Quoted passage:
If you had read what I actually wrote, you would have realized that I never claimed that using only cannons would have solved the logistical problems.
Cornelius,
I never suggested you did write that, because I know you wrote this...
The problems would have been minor and easier to cope with.
... which still proves you've no idea the size and scope of the problem at hand.
What is more difficult: supplying 20 or more legions spread over the whole empire or few artillery trains from time to time?
Both are equally difficult because the legions won't being using muskets exclusively. Firearms will be part of a "mixed arms" force, just as they were for centuries in Europe between the introduction of gunpowder and the invention of the bayonet.
Muskets consume far less powder, of course, and during a battle usually you could shoot between 10/15 rounds, true. But in your calculations you're forgetting training (legionnaires have to learn the proper handling of the weapon, haven't they?)
Score a laugh point. Do you have any idea of how infrequently musketeers "trained" by firing their pieces? Or how infrequently infantry trained by firing their pieces up through the Napoleonic era? Here's a hint, you can count the number of monthly training rounds on one hand.
... and once issued to legions, muskets are going to be used far oftier than any cannon.
No, they won't. You're making the mistaken assumption that the Romans will immediately have bayonets
again. Initially Roman firearms will see limited use just as was seen in OTL Europe.

Prompt:
Copy the stretch of the debate about Roman firearms from "Muskets consume far" through "than any cannon.", keeping every word and mark unchanged.

Data listing:
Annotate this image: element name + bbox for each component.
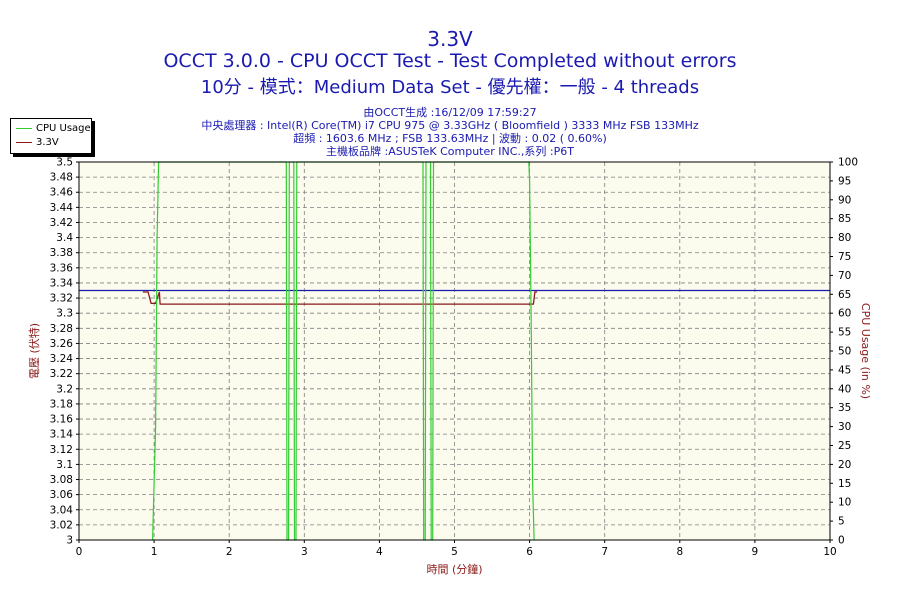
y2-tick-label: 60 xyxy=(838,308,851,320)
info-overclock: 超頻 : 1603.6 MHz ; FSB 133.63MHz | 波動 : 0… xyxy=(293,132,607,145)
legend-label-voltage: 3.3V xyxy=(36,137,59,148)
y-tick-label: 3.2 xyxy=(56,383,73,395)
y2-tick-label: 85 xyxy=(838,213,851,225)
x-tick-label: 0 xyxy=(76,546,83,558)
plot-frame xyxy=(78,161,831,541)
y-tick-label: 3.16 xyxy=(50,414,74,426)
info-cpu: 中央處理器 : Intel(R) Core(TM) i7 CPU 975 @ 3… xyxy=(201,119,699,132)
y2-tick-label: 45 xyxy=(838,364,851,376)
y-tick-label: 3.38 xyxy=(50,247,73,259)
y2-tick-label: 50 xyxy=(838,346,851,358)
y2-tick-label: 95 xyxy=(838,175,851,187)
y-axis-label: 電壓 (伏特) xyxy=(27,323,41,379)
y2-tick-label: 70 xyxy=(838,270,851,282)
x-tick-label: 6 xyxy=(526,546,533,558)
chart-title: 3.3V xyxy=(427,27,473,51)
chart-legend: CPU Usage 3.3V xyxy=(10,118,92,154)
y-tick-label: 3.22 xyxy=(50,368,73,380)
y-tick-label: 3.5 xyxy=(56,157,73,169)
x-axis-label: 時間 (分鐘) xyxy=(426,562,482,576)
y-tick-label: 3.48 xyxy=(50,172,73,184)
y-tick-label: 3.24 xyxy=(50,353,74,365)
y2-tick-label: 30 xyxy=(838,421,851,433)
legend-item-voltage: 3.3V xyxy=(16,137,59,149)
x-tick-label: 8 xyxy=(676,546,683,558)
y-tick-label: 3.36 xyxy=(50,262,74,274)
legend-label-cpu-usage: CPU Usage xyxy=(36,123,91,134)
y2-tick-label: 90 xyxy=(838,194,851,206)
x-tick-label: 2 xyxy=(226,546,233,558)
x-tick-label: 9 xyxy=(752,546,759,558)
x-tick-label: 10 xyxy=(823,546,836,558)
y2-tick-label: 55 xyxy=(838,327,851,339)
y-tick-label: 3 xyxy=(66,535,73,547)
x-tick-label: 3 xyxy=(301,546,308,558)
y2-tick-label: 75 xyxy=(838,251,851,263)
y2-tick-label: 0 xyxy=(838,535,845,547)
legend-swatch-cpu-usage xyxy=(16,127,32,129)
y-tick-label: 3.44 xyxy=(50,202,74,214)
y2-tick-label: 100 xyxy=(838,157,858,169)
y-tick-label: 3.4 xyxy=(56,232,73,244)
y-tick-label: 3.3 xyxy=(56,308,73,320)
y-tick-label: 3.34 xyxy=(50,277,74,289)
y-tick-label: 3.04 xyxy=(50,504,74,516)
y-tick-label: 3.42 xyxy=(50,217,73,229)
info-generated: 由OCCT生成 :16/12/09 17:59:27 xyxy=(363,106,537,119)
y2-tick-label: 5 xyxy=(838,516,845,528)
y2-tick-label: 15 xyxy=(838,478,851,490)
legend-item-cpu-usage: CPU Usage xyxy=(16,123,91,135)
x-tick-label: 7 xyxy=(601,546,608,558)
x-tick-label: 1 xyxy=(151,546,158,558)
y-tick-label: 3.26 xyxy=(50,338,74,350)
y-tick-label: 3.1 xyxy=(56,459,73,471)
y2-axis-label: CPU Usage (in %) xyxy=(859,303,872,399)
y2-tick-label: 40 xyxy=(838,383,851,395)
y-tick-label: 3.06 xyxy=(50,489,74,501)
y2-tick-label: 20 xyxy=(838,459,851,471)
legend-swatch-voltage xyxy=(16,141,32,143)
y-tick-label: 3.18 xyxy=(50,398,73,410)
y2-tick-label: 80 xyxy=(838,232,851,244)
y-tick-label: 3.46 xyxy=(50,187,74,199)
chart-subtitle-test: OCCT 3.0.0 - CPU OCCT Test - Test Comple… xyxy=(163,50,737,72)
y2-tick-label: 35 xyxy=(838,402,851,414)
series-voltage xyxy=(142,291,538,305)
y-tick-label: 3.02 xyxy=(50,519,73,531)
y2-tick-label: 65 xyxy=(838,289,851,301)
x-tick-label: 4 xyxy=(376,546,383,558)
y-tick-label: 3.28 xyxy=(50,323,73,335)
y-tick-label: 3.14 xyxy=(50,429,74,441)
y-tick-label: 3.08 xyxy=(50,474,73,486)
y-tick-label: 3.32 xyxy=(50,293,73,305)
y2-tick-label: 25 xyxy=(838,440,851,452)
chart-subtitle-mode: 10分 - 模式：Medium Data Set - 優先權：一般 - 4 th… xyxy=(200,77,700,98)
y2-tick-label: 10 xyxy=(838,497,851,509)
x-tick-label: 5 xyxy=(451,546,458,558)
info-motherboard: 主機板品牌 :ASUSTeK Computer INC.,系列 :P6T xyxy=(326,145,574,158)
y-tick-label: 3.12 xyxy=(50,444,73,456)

---

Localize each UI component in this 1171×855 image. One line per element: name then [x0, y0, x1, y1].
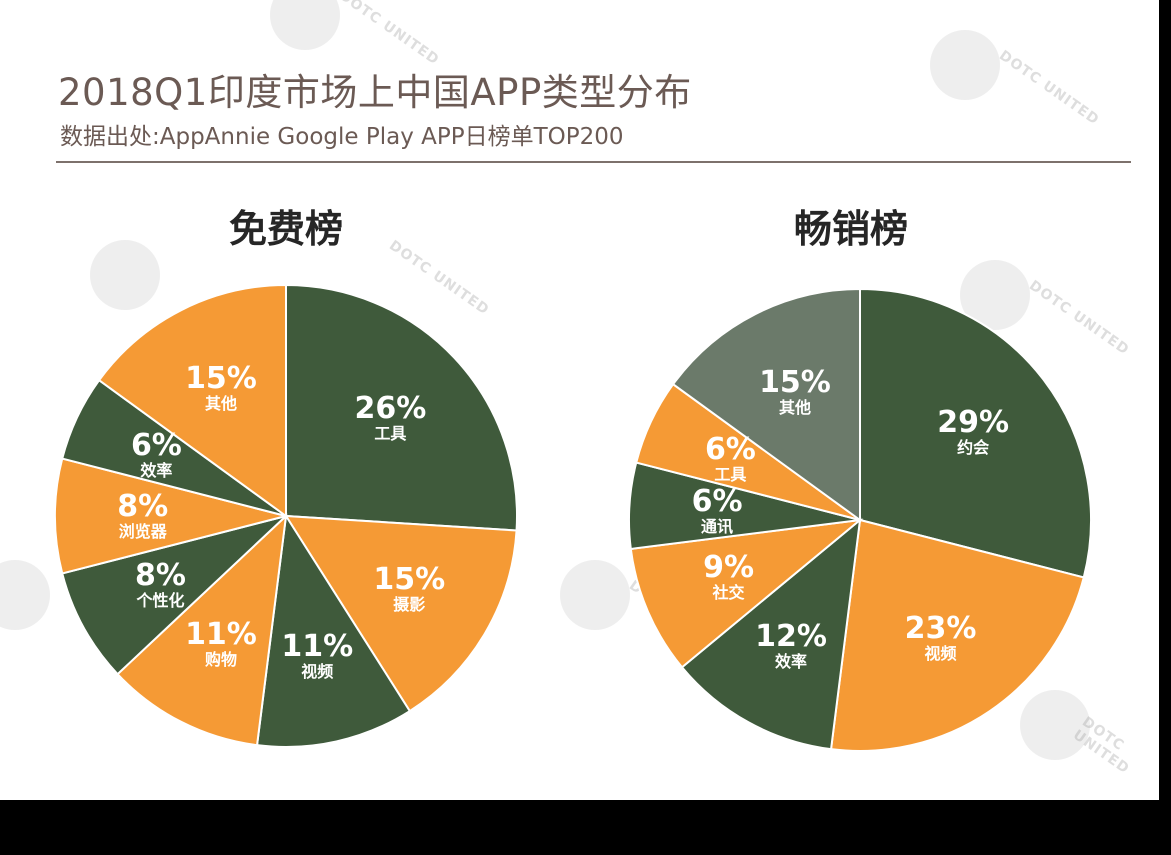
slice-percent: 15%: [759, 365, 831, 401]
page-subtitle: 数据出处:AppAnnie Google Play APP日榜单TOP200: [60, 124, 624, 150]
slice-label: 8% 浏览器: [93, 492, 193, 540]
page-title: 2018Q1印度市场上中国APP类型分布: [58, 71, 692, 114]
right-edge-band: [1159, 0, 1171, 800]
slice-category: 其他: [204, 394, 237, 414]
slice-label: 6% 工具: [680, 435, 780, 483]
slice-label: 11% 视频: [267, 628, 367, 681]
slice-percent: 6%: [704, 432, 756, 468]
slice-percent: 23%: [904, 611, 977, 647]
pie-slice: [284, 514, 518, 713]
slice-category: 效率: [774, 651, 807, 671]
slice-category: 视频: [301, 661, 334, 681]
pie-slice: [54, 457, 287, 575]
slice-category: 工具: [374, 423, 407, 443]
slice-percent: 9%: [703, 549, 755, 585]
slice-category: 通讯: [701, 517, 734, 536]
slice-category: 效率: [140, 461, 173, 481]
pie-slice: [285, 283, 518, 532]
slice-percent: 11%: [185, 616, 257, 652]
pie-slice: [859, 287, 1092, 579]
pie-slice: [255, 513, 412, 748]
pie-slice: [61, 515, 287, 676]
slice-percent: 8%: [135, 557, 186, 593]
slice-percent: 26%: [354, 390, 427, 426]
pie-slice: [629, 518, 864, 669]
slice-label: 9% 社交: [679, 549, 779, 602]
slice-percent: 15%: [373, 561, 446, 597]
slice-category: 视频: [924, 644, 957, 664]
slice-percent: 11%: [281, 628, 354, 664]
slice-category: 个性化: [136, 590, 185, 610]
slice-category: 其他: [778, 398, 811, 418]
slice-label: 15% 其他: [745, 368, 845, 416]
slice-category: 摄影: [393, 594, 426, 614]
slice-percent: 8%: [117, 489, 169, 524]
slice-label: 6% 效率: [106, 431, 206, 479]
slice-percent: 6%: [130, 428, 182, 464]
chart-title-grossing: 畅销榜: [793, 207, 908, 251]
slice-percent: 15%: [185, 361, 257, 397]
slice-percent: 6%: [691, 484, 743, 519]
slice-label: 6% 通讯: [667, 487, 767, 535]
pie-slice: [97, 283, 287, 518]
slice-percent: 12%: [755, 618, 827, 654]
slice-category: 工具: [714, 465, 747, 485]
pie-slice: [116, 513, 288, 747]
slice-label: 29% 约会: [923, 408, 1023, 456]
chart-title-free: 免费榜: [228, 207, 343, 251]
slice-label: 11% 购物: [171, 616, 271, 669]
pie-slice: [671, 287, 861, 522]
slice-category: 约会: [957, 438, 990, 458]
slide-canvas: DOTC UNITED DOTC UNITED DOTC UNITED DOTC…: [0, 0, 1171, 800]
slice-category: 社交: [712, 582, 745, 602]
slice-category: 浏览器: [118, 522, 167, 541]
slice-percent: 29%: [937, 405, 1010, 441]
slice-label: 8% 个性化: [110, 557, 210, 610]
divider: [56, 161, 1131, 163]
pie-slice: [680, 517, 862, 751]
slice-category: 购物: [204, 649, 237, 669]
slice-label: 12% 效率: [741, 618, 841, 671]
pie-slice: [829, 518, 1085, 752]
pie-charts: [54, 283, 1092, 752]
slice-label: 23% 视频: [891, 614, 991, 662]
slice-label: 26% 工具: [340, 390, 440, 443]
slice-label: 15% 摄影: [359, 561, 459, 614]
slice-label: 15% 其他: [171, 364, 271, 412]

Output:
Muskets consume far less powder, of course, and during a battle usually you could shoot between 10/15 rounds, true. But in your calculations you're forgetting training (legionnaires have to learn the proper handling of the weapon, haven't they?)
Score a laugh point. Do you have any idea of how infrequently musketeers "trained" by firing their pieces? Or how infrequently infantry trained by firing their pieces up through the Napoleonic era? Here's a hint, you can count the number of monthly training rounds on one hand.
... and once issued to legions, muskets are going to be used far oftier than any cannon.